| OBJECTIVE |
Here are some records; copy every line that holds the word "FILE".

| GIVEN DATA |
########

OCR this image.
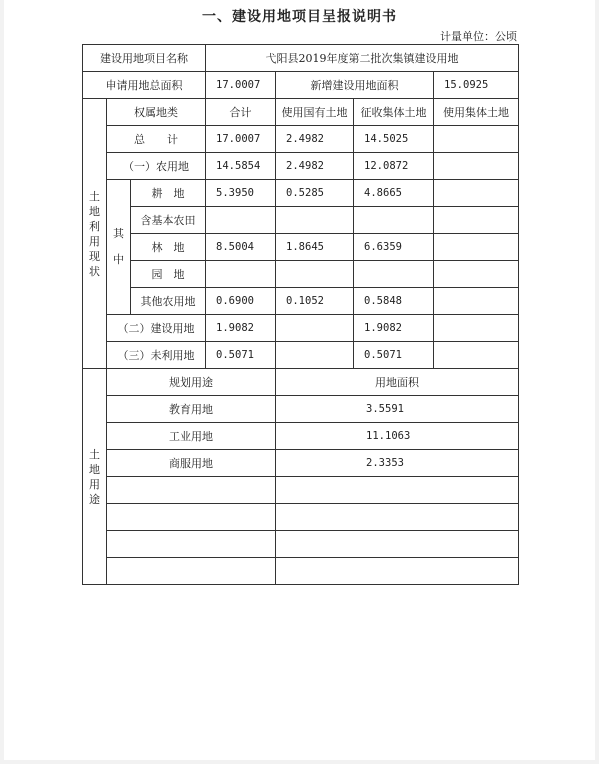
一、建设用地项目呈报说明书
计量单位：公顷
建设用地项目名称			弋阳县2019年度第二批次集镇建设用地			
申请用地总面积			17.0007	新增建设用地面积		15.0925
土地利用现状	权属地类		合计	使用国有土地	征收集体土地	使用集体土地
	总　　计		17.0007	2.4982	14.5025	
	（一）农用地		14.5854	2.4982	12.0872	
	其中	耕　地	5.3950	0.5285	4.8665	
		含基本农田				
		林　地	8.5004	1.8645	6.6359	
		园　地				
		其他农用地	0.6900	0.1052	0.5848	
	（二）建设用地		1.9082		1.9082	
	（三）未利用地		0.5071		0.5071	
土地用途	规划用途			用地面积		
	教育用地			3.5591		
	工业用地			11.1063		
	商服用地			2.3353		
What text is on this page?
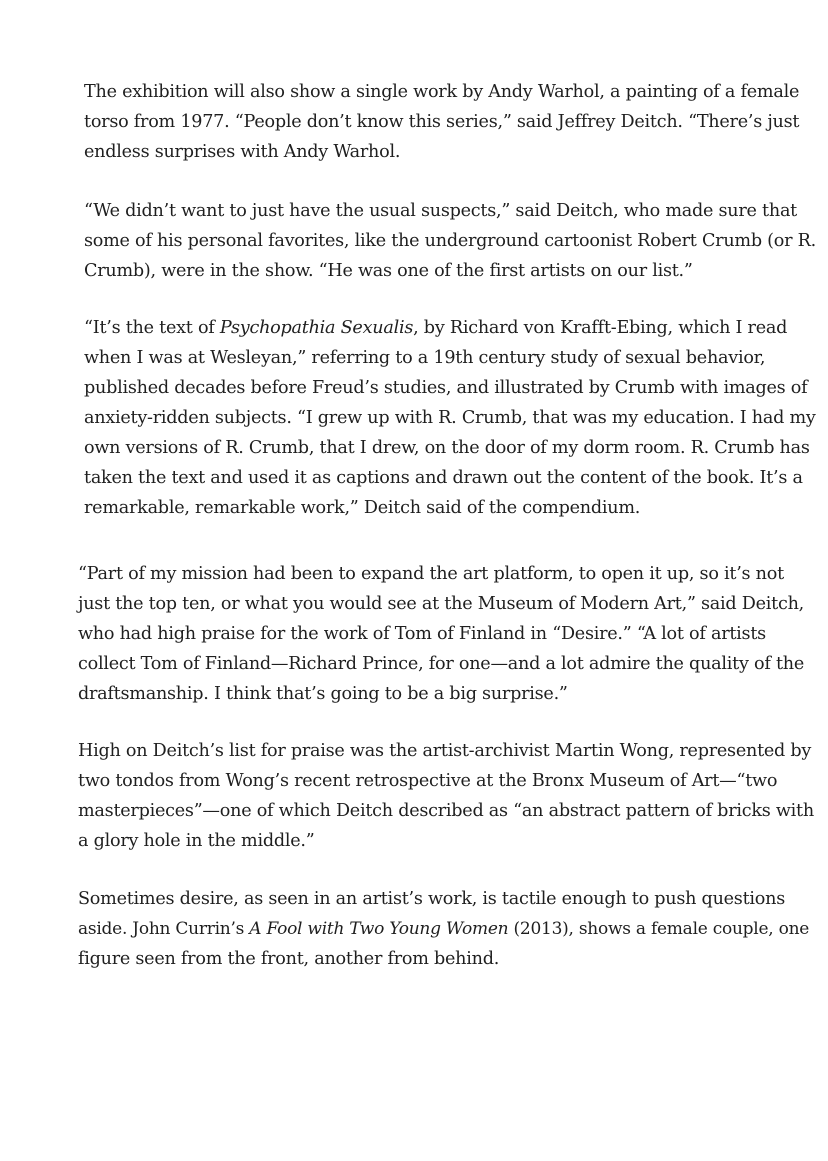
The exhibition will also show a single work by Andy Warhol, a painting of a female
torso from 1977. “People don’t know this series,” said Jeffrey Deitch. “There’s just
endless surprises with Andy Warhol.

“We didn’t want to just have the usual suspects,” said Deitch, who made sure that
some of his personal favorites, like the underground cartoonist Robert Crumb (or R.
Crumb), were in the show. “He was one of the first artists on our list.”

“It’s the text of Psychopathia Sexualis, by Richard von Krafft-Ebing, which I read
when I was at Wesleyan,” referring to a 19th century study of sexual behavior,
published decades before Freud’s studies, and illustrated by Crumb with images of
anxiety-ridden subjects. “I grew up with R. Crumb, that was my education. I had my
own versions of R. Crumb, that I drew, on the door of my dorm room. R. Crumb has
taken the text and used it as captions and drawn out the content of the book. It’s a
remarkable, remarkable work,” Deitch said of the compendium.

“Part of my mission had been to expand the art platform, to open it up, so it’s not
just the top ten, or what you would see at the Museum of Modern Art,” said Deitch,
who had high praise for the work of Tom of Finland in “Desire.” “A lot of artists
collect Tom of Finland—Richard Prince, for one—and a lot admire the quality of the
draftsmanship. I think that’s going to be a big surprise.”

High on Deitch’s list for praise was the artist-archivist Martin Wong, represented by
two tondos from Wong’s recent retrospective at the Bronx Museum of Art—“two
masterpieces”—one of which Deitch described as “an abstract pattern of bricks with
a glory hole in the middle.”

Sometimes desire, as seen in an artist’s work, is tactile enough to push questions
aside. John Currin’s A Fool with Two Young Women (2013), shows a female couple, one
figure seen from the front, another from behind.
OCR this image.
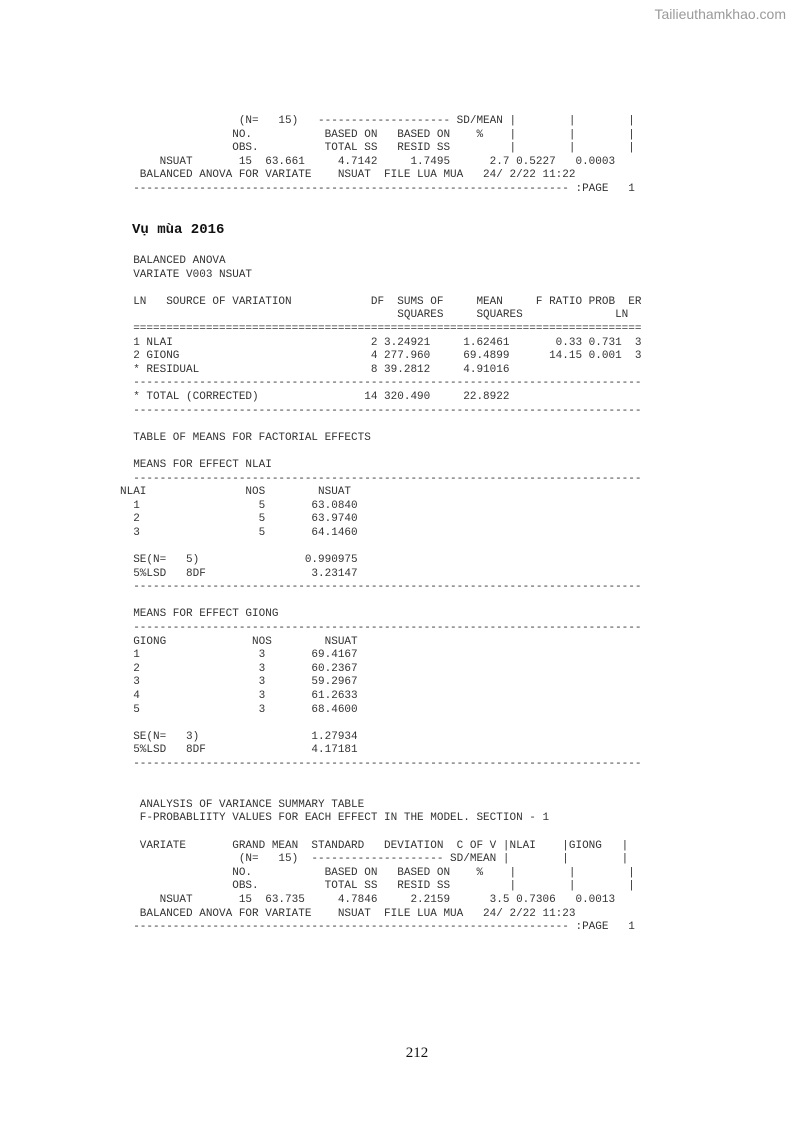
Tailieuthamkhao.com
(N=   15)   -------------------- SD/MEAN |        |        |
NO.           BASED ON   BASED ON    %    |        |        |
OBS.          TOTAL SS   RESID SS         |        |        |
NSUAT       15  63.661     4.7142     1.7495      2.7 0.5227   0.0003
BALANCED ANOVA FOR VARIATE    NSUAT  FILE LUA MUA   24/ 2/22 11:22
------------------------------------------------------------------ :PAGE   1
Vụ mùa 2016
BALANCED ANOVA
VARIATE V003 NSUAT

LN   SOURCE OF VARIATION            DF  SUMS OF     MEAN     F RATIO PROB  ER
SQUARES     SQUARES              LN
=============================================================================
1 NLAI                              2 3.24921     1.62461       0.33 0.731  3
2 GIONG                             4 277.960     69.4899      14.15 0.001  3
* RESIDUAL                          8 39.2812     4.91016
-----------------------------------------------------------------------------
* TOTAL (CORRECTED)                14 320.490     22.8922
-----------------------------------------------------------------------------

TABLE OF MEANS FOR FACTORIAL EFFECTS

MEANS FOR EFFECT NLAI
-----------------------------------------------------------------------------
NLAI               NOS        NSUAT
1                  5       63.0840
2                  5       63.9740
3                  5       64.1460

SE(N=   5)                0.990975
5%LSD   8DF                3.23147
-----------------------------------------------------------------------------

MEANS FOR EFFECT GIONG
-----------------------------------------------------------------------------
GIONG             NOS        NSUAT
1                  3       69.4167
2                  3       60.2367
3                  3       59.2967
4                  3       61.2633
5                  3       68.4600

SE(N=   3)                 1.27934
5%LSD   8DF                4.17181
-----------------------------------------------------------------------------

ANALYSIS OF VARIANCE SUMMARY TABLE
F-PROBABLIITY VALUES FOR EACH EFFECT IN THE MODEL. SECTION - 1

VARIATE       GRAND MEAN  STANDARD   DEVIATION  C OF V |NLAI    |GIONG   |
(N=   15)  -------------------- SD/MEAN |        |        |
NO.           BASED ON   BASED ON    %    |        |        |
OBS.          TOTAL SS   RESID SS         |        |        |
NSUAT       15  63.735     4.7846     2.2159      3.5 0.7306   0.0013
BALANCED ANOVA FOR VARIATE    NSUAT  FILE LUA MUA   24/ 2/22 11:23
------------------------------------------------------------------ :PAGE   1
212
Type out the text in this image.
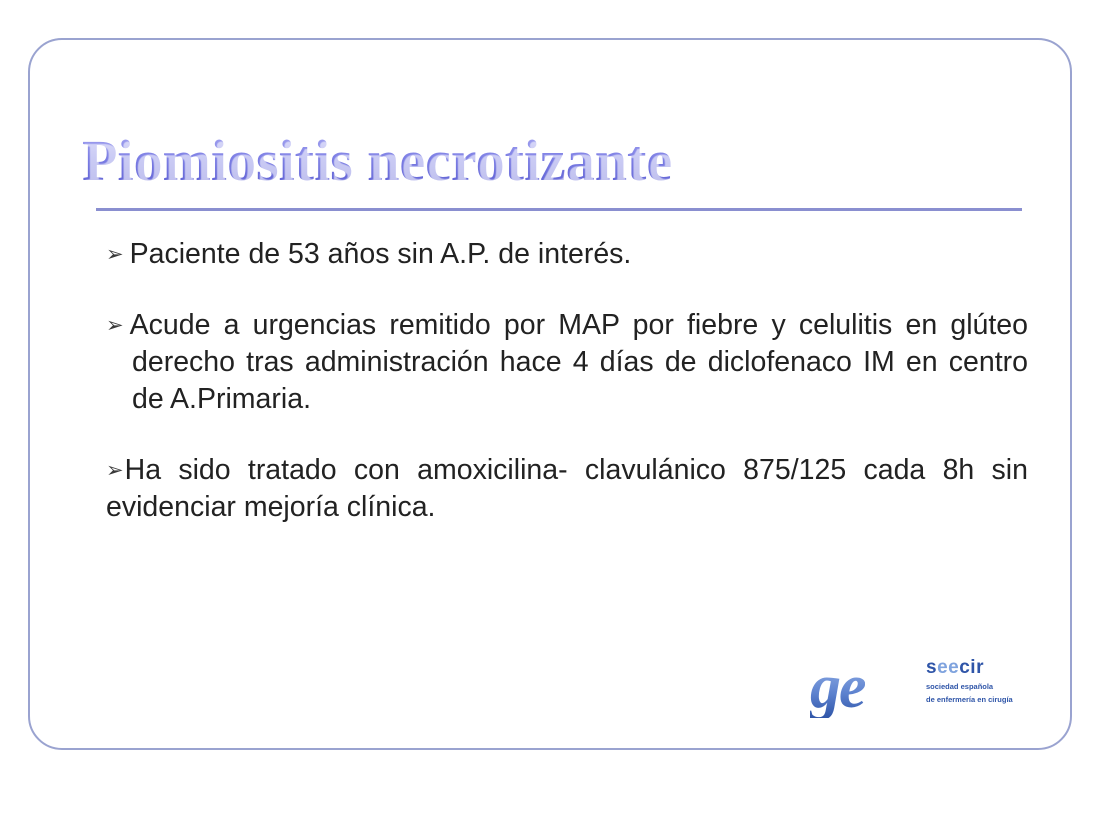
Piomiositis necrotizante

➢ Paciente de 53 años sin A.P. de interés.

➢ Acude a urgencias remitido por MAP por fiebre y celulitis en glúteo derecho tras administración hace 4 días de diclofenaco IM en centro de A.Primaria.

➢Ha sido tratado con amoxicilina- clavulánico 875/125 cada 8h sin evidenciar mejoría clínica.

ge	seecir
sociedad española
de enfermería en cirugía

########

| WORKED ANSWER |
BALANCED ANOVA FOR VARIATE    NSUAT  FILE LUA MUA   24/ 2/22 11:22
BALANCED ANOVA FOR VARIATE    NSUAT  FILE LUA MUA   24/ 2/22 11:23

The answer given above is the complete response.